**Your objective:** Transcribe the records that follow. Keep every word exactly, and drop the pictures.

**Data for processing:**
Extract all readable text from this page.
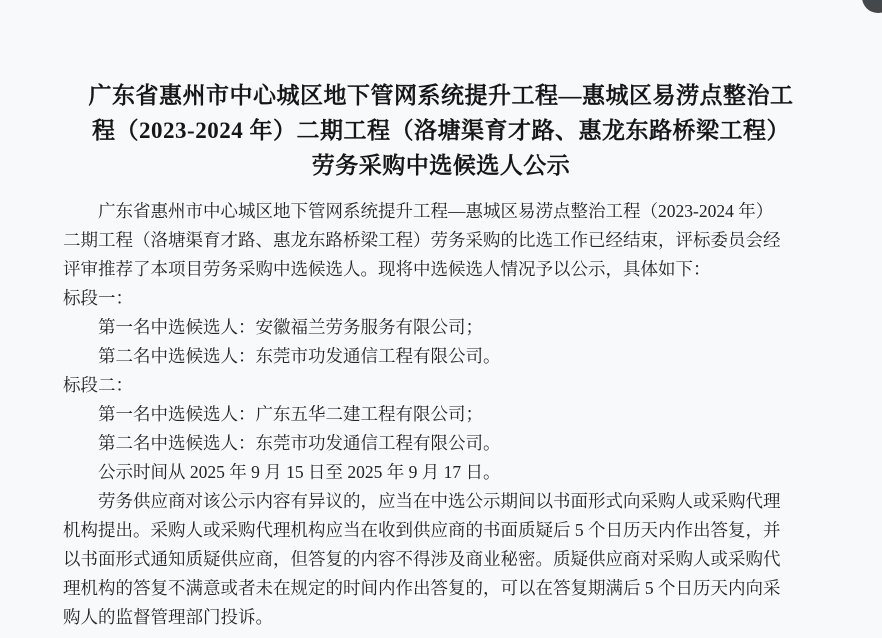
广东省惠州市中心城区地下管网系统提升工程—惠城区易涝点整治工
程（2023-2024 年）二期工程（洛塘渠育才路、惠龙东路桥梁工程）
劳务采购中选候选人公示
广东省惠州市中心城区地下管网系统提升工程—惠城区易涝点整治工程（2023-2024 年）
二期工程（洛塘渠育才路、惠龙东路桥梁工程）劳务采购的比选工作已经结束，评标委员会经
评审推荐了本项目劳务采购中选候选人。现将中选候选人情况予以公示，具体如下：
标段一：
第一名中选候选人：安徽福兰劳务服务有限公司；
第二名中选候选人：东莞市功发通信工程有限公司。
标段二：
第一名中选候选人：广东五华二建工程有限公司；
第二名中选候选人：东莞市功发通信工程有限公司。
公示时间从 2025 年 9 月 15 日至 2025 年 9 月 17 日。
劳务供应商对该公示内容有异议的，应当在中选公示期间以书面形式向采购人或采购代理
机构提出。采购人或采购代理机构应当在收到供应商的书面质疑后 5 个日历天内作出答复，并
以书面形式通知质疑供应商，但答复的内容不得涉及商业秘密。质疑供应商对采购人或采购代
理机构的答复不满意或者未在规定的时间内作出答复的，可以在答复期满后 5 个日历天内向采
购人的监督管理部门投诉。
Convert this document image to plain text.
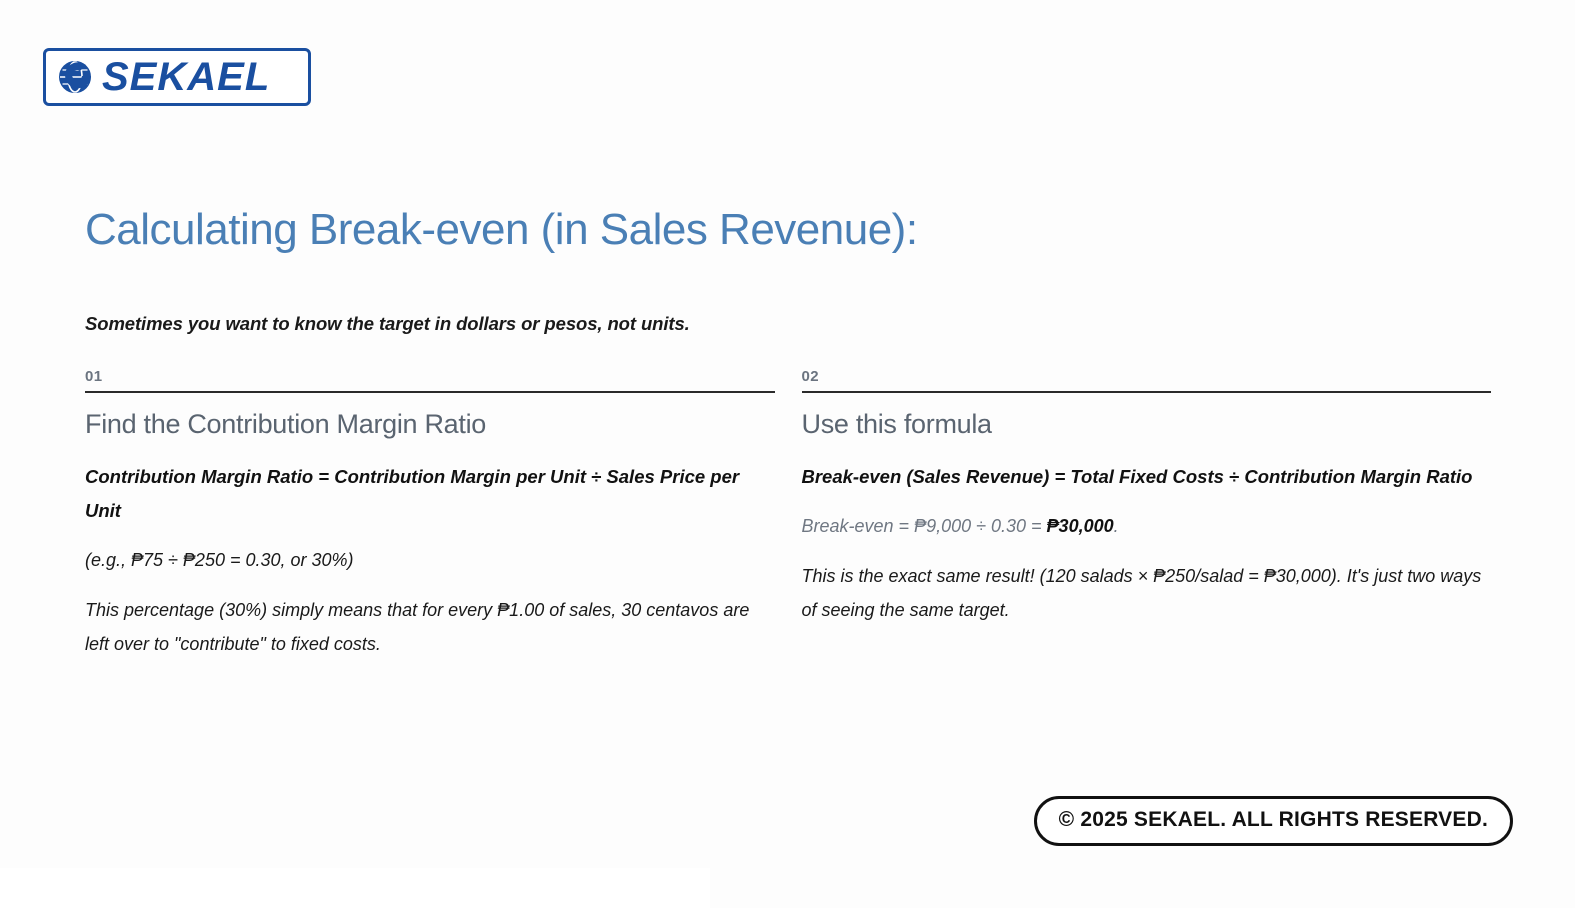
SEKAEL
Calculating Break-even (in Sales Revenue):

Sometimes you want to know the target in dollars or pesos, not units.

01
Find the Contribution Margin Ratio
Contribution Margin Ratio = Contribution Margin per Unit ÷ Sales Price per Unit
(e.g., ₱75 ÷ ₱250 = 0.30, or 30%)
This percentage (30%) simply means that for every ₱1.00 of sales, 30 centavos are left over to "contribute" to fixed costs.
02
Use this formula
Break-even (Sales Revenue) = Total Fixed Costs ÷ Contribution Margin Ratio
Break-even = ₱9,000 ÷ 0.30 = ₱30,000.
This is the exact same result! (120 salads × ₱250/salad = ₱30,000). It's just two ways of seeing the same target.
© 2025 SEKAEL. ALL RIGHTS RESERVED.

**Answer to this problem:**
Extract all readable text from this page.
广东省惠州市中心城区地下管网系统提升工程—惠城区易涝点整治工
程（2023-2024 年）二期工程（洛塘渠育才路、惠龙东路桥梁工程）
劳务采购中选候选人公示
广东省惠州市中心城区地下管网系统提升工程—惠城区易涝点整治工程（2023-2024 年）
二期工程（洛塘渠育才路、惠龙东路桥梁工程）劳务采购的比选工作已经结束，评标委员会经
评审推荐了本项目劳务采购中选候选人。现将中选候选人情况予以公示，具体如下：
标段一：
第一名中选候选人：安徽福兰劳务服务有限公司；
第二名中选候选人：东莞市功发通信工程有限公司。
标段二：
第一名中选候选人：广东五华二建工程有限公司；
第二名中选候选人：东莞市功发通信工程有限公司。
公示时间从 2025 年 9 月 15 日至 2025 年 9 月 17 日。
劳务供应商对该公示内容有异议的，应当在中选公示期间以书面形式向采购人或采购代理
机构提出。采购人或采购代理机构应当在收到供应商的书面质疑后 5 个日历天内作出答复，并
以书面形式通知质疑供应商，但答复的内容不得涉及商业秘密。质疑供应商对采购人或采购代
理机构的答复不满意或者未在规定的时间内作出答复的，可以在答复期满后 5 个日历天内向采
购人的监督管理部门投诉。
Convert this document image to plain text.
SEKAEL
Calculating Break-even (in Sales Revenue):

Sometimes you want to know the target in dollars or pesos, not units.

01
Find the Contribution Margin Ratio
Contribution Margin Ratio = Contribution Margin per Unit ÷ Sales Price per Unit
(e.g., ₱75 ÷ ₱250 = 0.30, or 30%)
This percentage (30%) simply means that for every ₱1.00 of sales, 30 centavos are left over to "contribute" to fixed costs.
02
Use this formula
Break-even (Sales Revenue) = Total Fixed Costs ÷ Contribution Margin Ratio
Break-even = ₱9,000 ÷ 0.30 = ₱30,000.
This is the exact same result! (120 salads × ₱250/salad = ₱30,000). It's just two ways of seeing the same target.
© 2025 SEKAEL. ALL RIGHTS RESERVED.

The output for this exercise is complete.